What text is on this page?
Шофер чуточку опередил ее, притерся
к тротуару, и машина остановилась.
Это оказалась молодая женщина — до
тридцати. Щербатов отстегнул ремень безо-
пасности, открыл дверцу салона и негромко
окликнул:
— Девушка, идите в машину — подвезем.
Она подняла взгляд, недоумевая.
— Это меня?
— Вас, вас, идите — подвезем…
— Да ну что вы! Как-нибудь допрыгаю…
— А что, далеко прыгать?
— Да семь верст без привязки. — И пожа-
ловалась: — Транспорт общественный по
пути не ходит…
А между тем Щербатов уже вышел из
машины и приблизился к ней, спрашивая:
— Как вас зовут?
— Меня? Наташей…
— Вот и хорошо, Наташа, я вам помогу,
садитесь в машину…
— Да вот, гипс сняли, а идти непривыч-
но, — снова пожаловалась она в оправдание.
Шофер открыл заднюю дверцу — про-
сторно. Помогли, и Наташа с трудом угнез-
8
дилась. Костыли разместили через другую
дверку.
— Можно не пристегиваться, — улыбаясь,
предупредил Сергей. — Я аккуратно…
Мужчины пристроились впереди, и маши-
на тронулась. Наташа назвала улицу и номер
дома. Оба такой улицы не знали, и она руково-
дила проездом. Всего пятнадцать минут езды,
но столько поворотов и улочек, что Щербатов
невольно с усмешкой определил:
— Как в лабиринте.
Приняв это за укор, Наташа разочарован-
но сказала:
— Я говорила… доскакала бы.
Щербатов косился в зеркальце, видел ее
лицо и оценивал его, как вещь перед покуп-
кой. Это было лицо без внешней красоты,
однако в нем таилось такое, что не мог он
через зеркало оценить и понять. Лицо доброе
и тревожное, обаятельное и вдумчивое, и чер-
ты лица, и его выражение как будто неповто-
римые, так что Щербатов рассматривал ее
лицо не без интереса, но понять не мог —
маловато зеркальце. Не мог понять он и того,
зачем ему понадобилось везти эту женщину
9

§ **Exercise**
Using the data above, output each line exactly.

§ **Full output**
What text is on this page?
Шофер чуточку опередил ее, притерся
к тротуару, и машина остановилась.
Это оказалась молодая женщина — до
тридцати. Щербатов отстегнул ремень безо-
пасности, открыл дверцу салона и негромко
окликнул:
— Девушка, идите в машину — подвезем.
Она подняла взгляд, недоумевая.
— Это меня?
— Вас, вас, идите — подвезем…
— Да ну что вы! Как-нибудь допрыгаю…
— А что, далеко прыгать?
— Да семь верст без привязки. — И пожа-
ловалась: — Транспорт общественный по
пути не ходит…
А между тем Щербатов уже вышел из
машины и приблизился к ней, спрашивая:
— Как вас зовут?
— Меня? Наташей…
— Вот и хорошо, Наташа, я вам помогу,
садитесь в машину…
— Да вот, гипс сняли, а идти непривыч-
но, — снова пожаловалась она в оправдание.
Шофер открыл заднюю дверцу — про-
сторно. Помогли, и Наташа с трудом угнез-
8
дилась. Костыли разместили через другую
дверку.
— Можно не пристегиваться, — улыбаясь,
предупредил Сергей. — Я аккуратно…
Мужчины пристроились впереди, и маши-
на тронулась. Наташа назвала улицу и номер
дома. Оба такой улицы не знали, и она руково-
дила проездом. Всего пятнадцать минут езды,
но столько поворотов и улочек, что Щербатов
невольно с усмешкой определил:
— Как в лабиринте.
Приняв это за укор, Наташа разочарован-
но сказала:
— Я говорила… доскакала бы.
Щербатов косился в зеркальце, видел ее
лицо и оценивал его, как вещь перед покуп-
кой. Это было лицо без внешней красоты,
однако в нем таилось такое, что не мог он
через зеркало оценить и понять. Лицо доброе
и тревожное, обаятельное и вдумчивое, и чер-
ты лица, и его выражение как будто неповто-
римые, так что Щербатов рассматривал ее
лицо не без интереса, но понять не мог —
маловато зеркальце. Не мог понять он и того,
зачем ему понадобилось везти эту женщину
9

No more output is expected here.